▶ _PROBLEM DESCRIPTION_
Leaving out the pictures, retype all the material exactly.

▶ _RECORDS PROVIDED_
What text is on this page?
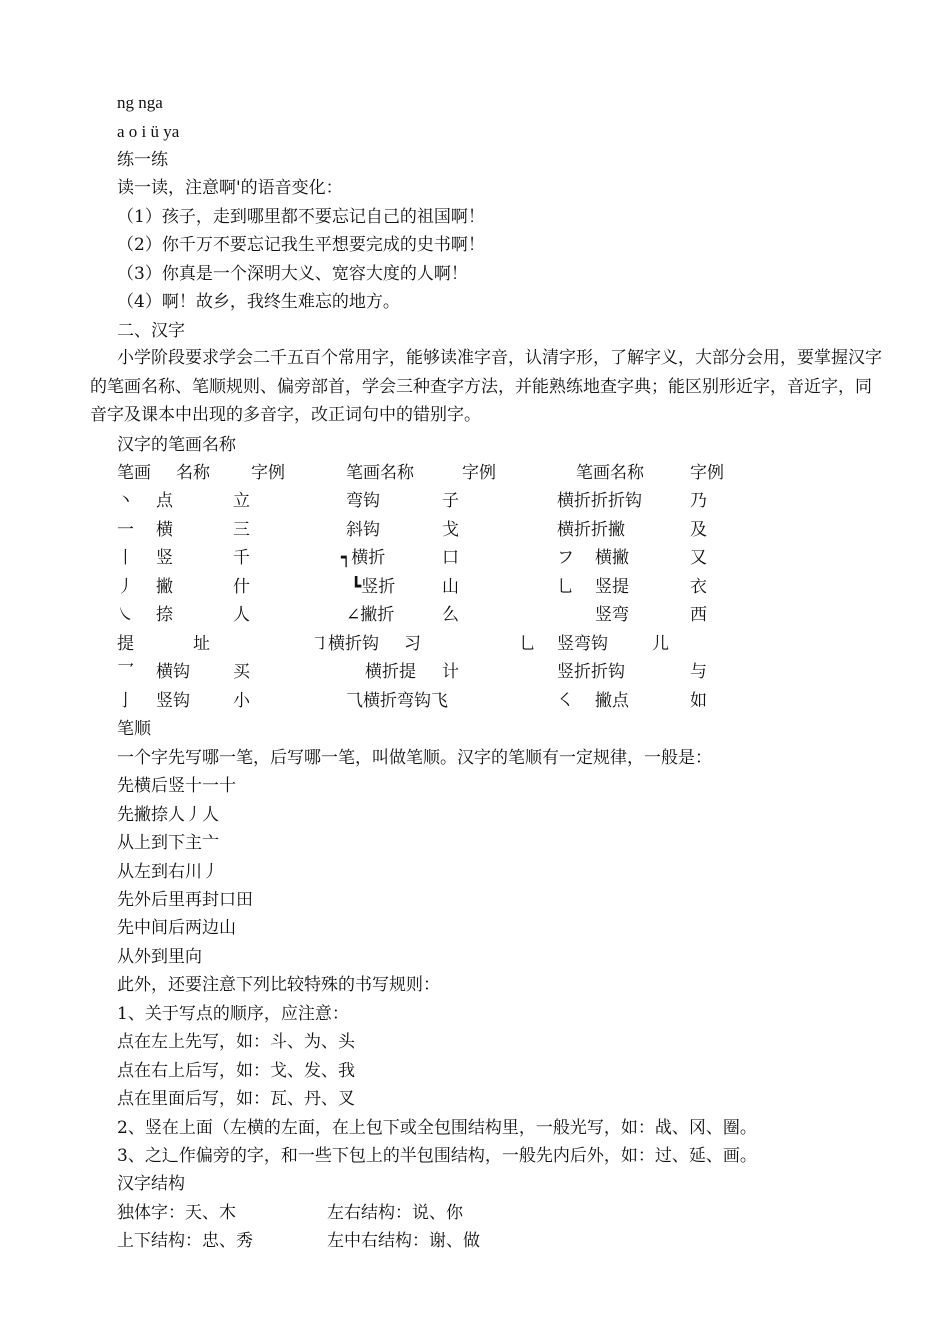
ng nga
a o i ü ya
练一练
读一读，注意啊'的语音变化：
（1）孩子，走到哪里都不要忘记自己的祖国啊！
（2）你千万不要忘记我生平想要完成的史书啊！
（3）你真是一个深明大义、宽容大度的人啊！
（4）啊！故乡，我终生难忘的地方。
二、汉字
小学阶段要求学会二千五百个常用字，能够读准字音，认清字形，了解字义，大部分会用，要掌握汉字的笔画名称、笔顺规则、偏旁部首，学会三种查字方法，并能熟练地查字典；能区别形近字，音近字，同音字及课本中出现的多音字，改正词句中的错别字。
汉字的笔画名称
笔画 名称 字例	笔画名称	字例	笔画名称	字例
丶 点	立	弯钩	子	横折折折钩	乃
一 横	三	斜钩	戈	横折折撇	及
丨 竖	千	┑横折	口	フ 横撇	又
丿 撇	什	┗竖折	山	乚 竖提	衣
㇏ 捺	人	∠撇折	么	竖弯	西
提	址	㇆横折钩 习	乚 竖弯钩	儿
乛 横钩	买	横折提 计	竖折折钩	与
亅 竖钩	小	⺄横折弯钩飞	㇛ 撇点	如
笔顺
一个字先写哪一笔，后写哪一笔，叫做笔顺。汉字的笔顺有一定规律，一般是：
先横后竖十一十
先撇捺人丿人
从上到下主亠
从左到右川丿
先外后里再封口田
先中间后两边山
从外到里向
此外，还要注意下列比较特殊的书写规则：
1、关于写点的顺序，应注意：
点在左上先写，如：斗、为、头
点在右上后写，如：戈、发、我
点在里面后写，如：瓦、丹、叉
2、竖在上面（左横的左面，在上包下或全包围结构里，一般光写，如：战、冈、圈。
3、之辶作偏旁的字，和一些下包上的半包围结构，一般先内后外，如：过、延、画。
汉字结构
独体字：天、木	左右结构：说、你
上下结构：忠、秀	左中右结构：谢、做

▶ _EXPECTED OUTPUT_
What text is on this page?
ng nga
a o i ü ya
练一练
读一读，注意啊'的语音变化：
（1）孩子，走到哪里都不要忘记自己的祖国啊！
（2）你千万不要忘记我生平想要完成的史书啊！
（3）你真是一个深明大义、宽容大度的人啊！
（4）啊！故乡，我终生难忘的地方。
二、汉字
小学阶段要求学会二千五百个常用字，能够读准字音，认清字形，了解字义，大部分会用，要掌握汉字的笔画名称、笔顺规则、偏旁部首，学会三种查字方法，并能熟练地查字典；能区别形近字，音近字，同音字及课本中出现的多音字，改正词句中的错别字。
汉字的笔画名称
笔画 名称 字例	笔画名称	字例	笔画名称	字例
丶 点	立	弯钩	子	横折折折钩	乃
一 横	三	斜钩	戈	横折折撇	及
丨 竖	千	┑横折	口	フ 横撇	又
丿 撇	什	┗竖折	山	乚 竖提	衣
㇏ 捺	人	∠撇折	么	竖弯	西
提	址	㇆横折钩 习	乚 竖弯钩	儿
乛 横钩	买	横折提 计	竖折折钩	与
亅 竖钩	小	⺄横折弯钩飞	㇛ 撇点	如
笔顺
一个字先写哪一笔，后写哪一笔，叫做笔顺。汉字的笔顺有一定规律，一般是：
先横后竖十一十
先撇捺人丿人
从上到下主亠
从左到右川丿
先外后里再封口田
先中间后两边山
从外到里向
此外，还要注意下列比较特殊的书写规则：
1、关于写点的顺序，应注意：
点在左上先写，如：斗、为、头
点在右上后写，如：戈、发、我
点在里面后写，如：瓦、丹、叉
2、竖在上面（左横的左面，在上包下或全包围结构里，一般光写，如：战、冈、圈。
3、之辶作偏旁的字，和一些下包上的半包围结构，一般先内后外，如：过、延、画。
汉字结构
独体字：天、木	左右结构：说、你
上下结构：忠、秀	左中右结构：谢、做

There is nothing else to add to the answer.